** THE PROBLEM **
Gather every line of the entries that includes the word "restaurants".

++++ STORED DATA

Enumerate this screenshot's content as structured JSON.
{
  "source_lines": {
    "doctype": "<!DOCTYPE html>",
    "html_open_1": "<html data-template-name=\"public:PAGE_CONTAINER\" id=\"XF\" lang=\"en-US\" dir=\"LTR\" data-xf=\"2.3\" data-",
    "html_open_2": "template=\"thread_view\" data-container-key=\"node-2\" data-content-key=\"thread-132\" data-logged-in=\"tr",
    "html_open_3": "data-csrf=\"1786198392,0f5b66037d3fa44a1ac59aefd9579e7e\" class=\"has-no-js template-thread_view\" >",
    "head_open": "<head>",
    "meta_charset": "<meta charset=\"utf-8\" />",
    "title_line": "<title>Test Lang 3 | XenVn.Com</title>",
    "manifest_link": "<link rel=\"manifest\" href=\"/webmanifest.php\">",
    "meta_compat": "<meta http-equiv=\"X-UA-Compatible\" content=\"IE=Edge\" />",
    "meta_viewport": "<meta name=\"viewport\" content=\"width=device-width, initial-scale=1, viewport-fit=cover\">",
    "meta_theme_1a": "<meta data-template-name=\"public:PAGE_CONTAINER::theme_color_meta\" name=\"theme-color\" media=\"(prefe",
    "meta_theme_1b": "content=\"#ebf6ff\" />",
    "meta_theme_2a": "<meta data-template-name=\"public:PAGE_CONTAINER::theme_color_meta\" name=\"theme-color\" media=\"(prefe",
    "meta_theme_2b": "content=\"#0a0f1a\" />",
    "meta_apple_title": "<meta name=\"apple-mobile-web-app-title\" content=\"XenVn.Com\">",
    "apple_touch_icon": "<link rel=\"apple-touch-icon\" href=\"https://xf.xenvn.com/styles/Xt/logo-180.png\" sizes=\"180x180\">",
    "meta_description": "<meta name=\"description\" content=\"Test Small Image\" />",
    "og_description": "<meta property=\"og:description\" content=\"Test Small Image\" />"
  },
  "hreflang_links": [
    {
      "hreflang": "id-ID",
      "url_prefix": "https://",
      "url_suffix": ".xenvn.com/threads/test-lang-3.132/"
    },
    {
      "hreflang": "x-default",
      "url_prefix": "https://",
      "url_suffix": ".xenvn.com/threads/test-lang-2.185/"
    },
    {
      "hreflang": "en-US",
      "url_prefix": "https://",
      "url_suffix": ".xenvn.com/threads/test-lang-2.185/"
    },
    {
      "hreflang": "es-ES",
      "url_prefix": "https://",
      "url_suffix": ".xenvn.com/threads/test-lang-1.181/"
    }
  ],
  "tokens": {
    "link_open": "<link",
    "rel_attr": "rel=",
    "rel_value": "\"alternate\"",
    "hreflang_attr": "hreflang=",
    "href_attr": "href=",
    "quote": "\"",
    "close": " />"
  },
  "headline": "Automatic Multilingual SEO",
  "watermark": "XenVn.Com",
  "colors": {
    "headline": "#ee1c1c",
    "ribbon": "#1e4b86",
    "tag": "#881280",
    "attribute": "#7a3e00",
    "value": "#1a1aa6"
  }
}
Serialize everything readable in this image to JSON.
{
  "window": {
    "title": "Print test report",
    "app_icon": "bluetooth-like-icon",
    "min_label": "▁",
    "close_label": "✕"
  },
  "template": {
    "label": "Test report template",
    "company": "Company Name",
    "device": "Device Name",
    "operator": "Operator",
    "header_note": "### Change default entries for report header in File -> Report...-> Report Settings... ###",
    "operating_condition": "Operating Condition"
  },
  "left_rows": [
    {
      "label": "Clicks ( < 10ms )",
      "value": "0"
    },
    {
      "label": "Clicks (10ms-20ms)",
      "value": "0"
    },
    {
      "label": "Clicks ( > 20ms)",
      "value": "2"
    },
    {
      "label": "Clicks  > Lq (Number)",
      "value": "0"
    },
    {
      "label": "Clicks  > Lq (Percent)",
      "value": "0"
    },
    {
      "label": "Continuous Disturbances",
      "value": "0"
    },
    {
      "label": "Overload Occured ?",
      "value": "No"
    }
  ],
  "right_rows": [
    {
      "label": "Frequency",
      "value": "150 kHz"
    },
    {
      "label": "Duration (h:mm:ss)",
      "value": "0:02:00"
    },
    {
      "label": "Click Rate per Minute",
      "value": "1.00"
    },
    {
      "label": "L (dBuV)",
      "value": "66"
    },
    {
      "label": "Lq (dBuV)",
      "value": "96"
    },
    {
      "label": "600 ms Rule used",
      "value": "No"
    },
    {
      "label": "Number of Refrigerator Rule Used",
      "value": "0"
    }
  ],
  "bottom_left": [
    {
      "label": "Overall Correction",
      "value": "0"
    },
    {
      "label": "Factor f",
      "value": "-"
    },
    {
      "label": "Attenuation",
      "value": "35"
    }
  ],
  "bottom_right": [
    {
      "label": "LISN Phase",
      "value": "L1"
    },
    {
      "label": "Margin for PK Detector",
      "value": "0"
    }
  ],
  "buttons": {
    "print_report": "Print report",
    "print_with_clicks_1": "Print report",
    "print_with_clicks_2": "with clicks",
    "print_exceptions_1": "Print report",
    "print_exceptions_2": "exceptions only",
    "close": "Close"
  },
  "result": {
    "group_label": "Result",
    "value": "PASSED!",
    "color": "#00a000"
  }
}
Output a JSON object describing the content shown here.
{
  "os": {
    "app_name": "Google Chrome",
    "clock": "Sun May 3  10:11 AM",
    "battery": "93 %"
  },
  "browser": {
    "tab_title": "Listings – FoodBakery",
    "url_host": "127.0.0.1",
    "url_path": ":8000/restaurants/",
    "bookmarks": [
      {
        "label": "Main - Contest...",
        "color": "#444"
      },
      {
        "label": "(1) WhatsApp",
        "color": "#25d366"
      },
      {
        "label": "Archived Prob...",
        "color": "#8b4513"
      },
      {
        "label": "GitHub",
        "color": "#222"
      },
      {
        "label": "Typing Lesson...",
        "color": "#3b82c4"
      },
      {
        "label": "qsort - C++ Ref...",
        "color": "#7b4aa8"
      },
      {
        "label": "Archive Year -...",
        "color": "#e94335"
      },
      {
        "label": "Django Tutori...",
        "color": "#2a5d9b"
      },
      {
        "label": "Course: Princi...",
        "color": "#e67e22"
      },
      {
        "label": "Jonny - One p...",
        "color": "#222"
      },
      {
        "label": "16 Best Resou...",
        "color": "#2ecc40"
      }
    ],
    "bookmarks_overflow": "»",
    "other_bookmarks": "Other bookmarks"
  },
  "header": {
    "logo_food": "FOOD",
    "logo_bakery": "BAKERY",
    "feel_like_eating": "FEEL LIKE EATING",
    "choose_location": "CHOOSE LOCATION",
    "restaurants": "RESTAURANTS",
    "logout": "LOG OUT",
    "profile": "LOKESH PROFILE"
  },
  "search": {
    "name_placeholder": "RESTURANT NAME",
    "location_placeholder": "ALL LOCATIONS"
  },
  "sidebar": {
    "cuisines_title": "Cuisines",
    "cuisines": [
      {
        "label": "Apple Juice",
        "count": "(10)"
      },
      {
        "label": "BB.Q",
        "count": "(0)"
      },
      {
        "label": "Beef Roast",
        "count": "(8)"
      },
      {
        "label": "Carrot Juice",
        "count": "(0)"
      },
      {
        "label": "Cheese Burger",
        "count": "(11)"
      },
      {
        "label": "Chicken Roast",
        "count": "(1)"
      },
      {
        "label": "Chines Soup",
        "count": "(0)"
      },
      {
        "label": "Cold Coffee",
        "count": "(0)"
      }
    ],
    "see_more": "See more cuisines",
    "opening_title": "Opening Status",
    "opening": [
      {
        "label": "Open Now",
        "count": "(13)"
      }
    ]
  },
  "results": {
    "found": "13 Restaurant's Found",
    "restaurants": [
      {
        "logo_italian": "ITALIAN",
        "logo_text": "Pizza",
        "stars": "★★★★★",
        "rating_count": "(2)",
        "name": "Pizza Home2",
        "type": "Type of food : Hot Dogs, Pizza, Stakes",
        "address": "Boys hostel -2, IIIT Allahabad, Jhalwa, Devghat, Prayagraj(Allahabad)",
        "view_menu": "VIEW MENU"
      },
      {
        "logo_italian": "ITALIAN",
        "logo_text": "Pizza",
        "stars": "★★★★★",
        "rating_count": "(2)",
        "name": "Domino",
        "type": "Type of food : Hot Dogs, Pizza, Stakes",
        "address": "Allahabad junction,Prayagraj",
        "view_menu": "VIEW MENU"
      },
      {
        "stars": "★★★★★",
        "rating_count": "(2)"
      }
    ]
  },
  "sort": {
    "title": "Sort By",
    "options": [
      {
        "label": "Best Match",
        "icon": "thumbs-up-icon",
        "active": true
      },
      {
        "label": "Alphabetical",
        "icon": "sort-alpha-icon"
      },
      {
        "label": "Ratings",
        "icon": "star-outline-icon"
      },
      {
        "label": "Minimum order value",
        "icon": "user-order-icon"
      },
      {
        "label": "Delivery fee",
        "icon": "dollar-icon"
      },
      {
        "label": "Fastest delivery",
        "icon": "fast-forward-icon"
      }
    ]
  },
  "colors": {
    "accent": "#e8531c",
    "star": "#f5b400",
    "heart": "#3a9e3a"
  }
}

++++++++

** CORRECT ANSWER **
    "url_path": ":8000/restaurants/",
    "restaurants": "RESTAURANTS",
    "restaurants": [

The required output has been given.